# [Work to be completed]
Filter the entries, keeping every line with the word "messages".

# [Provided records]
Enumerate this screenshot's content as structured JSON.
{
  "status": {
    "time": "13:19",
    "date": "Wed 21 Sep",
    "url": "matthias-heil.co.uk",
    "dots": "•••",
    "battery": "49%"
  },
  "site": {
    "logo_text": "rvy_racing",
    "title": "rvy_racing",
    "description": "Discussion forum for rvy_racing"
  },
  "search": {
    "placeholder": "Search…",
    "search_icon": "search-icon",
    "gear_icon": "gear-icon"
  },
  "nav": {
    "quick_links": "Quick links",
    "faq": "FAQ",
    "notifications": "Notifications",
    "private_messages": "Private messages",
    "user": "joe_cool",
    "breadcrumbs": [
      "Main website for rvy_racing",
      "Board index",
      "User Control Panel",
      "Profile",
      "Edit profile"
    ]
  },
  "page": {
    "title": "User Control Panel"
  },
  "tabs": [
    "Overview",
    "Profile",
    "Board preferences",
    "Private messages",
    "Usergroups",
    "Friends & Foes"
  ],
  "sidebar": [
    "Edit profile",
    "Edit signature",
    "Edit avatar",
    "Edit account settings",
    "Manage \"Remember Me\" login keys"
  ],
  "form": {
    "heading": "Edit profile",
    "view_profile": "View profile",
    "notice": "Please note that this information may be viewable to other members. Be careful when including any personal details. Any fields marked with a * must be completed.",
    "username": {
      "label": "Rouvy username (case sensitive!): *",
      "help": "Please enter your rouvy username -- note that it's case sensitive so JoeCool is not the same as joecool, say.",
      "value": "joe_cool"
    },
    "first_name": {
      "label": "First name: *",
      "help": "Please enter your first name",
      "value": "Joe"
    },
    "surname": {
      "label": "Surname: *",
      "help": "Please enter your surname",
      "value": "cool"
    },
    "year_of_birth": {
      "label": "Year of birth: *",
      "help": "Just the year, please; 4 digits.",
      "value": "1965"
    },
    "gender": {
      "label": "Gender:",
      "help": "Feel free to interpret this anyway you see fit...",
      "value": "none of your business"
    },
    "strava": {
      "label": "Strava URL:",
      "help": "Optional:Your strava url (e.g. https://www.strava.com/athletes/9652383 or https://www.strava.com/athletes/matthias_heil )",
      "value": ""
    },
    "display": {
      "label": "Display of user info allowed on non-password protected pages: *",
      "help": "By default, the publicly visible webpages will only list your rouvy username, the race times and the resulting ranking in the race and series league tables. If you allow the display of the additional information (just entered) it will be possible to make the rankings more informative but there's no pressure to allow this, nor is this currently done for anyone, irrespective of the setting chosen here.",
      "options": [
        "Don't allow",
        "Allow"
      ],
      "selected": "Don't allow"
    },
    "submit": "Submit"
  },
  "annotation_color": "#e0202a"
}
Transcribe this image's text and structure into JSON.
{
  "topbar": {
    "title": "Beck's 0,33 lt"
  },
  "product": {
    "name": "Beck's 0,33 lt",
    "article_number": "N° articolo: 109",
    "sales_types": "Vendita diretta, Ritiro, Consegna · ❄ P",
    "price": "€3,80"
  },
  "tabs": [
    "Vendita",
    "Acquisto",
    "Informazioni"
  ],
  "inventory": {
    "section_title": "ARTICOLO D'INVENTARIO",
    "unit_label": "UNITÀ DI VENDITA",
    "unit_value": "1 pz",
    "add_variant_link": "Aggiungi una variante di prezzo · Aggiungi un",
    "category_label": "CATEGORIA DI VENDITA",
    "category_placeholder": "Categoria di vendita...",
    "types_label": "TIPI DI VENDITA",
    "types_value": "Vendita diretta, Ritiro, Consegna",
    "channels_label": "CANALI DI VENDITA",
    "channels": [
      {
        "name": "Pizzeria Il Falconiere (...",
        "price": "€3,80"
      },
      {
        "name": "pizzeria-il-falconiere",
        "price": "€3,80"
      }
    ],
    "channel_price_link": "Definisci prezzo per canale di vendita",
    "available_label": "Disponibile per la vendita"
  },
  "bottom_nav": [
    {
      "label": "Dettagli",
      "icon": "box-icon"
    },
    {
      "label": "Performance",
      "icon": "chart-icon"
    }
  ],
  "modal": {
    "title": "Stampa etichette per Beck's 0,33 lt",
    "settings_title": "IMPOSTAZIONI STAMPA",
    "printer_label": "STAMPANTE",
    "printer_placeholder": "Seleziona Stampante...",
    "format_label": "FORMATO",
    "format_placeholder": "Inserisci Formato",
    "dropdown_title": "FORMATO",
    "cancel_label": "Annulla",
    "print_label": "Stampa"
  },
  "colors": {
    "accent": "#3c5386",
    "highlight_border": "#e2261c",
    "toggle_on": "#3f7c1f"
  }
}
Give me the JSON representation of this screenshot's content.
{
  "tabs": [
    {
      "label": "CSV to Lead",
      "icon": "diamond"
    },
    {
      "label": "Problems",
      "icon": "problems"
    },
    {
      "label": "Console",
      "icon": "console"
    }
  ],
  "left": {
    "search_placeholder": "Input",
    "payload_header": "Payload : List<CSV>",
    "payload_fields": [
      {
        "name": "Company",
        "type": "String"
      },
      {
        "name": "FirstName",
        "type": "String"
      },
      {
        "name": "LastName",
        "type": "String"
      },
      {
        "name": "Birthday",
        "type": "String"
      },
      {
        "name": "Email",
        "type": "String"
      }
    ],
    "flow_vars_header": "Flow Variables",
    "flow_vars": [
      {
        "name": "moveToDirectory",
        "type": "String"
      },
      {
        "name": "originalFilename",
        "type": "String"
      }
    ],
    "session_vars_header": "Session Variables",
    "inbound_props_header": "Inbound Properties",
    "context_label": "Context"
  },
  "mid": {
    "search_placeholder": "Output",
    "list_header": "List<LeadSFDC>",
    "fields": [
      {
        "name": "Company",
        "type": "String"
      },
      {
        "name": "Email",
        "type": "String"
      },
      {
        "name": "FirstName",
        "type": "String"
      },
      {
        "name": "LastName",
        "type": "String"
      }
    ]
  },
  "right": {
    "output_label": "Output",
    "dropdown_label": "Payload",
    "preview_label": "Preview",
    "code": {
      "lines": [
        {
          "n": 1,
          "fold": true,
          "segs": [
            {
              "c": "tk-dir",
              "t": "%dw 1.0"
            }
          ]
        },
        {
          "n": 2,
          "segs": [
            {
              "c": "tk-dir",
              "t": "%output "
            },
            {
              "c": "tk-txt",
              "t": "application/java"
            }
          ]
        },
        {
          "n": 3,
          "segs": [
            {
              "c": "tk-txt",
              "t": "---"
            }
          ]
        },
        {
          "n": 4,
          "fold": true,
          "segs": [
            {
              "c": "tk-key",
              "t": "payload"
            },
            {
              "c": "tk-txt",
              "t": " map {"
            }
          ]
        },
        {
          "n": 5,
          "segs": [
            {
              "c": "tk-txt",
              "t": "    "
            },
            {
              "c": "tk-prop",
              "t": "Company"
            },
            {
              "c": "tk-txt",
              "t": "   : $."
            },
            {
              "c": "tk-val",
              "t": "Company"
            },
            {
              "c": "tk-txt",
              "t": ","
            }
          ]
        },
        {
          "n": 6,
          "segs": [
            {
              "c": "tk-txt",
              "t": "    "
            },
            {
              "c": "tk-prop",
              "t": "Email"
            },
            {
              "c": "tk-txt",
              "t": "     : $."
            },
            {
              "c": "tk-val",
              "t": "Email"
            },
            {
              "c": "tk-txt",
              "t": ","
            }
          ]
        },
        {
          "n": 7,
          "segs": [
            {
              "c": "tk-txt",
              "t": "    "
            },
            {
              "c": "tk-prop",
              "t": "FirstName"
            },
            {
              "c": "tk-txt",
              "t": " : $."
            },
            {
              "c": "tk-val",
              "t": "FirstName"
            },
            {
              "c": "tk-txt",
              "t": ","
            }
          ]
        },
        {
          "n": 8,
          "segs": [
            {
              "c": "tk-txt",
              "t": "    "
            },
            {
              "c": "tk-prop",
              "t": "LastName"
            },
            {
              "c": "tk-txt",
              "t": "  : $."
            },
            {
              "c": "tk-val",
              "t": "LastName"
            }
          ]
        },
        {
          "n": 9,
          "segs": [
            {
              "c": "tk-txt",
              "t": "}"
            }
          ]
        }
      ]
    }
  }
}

# [Solution to the problem]
    "private_messages": "Private messages",
    "Private messages",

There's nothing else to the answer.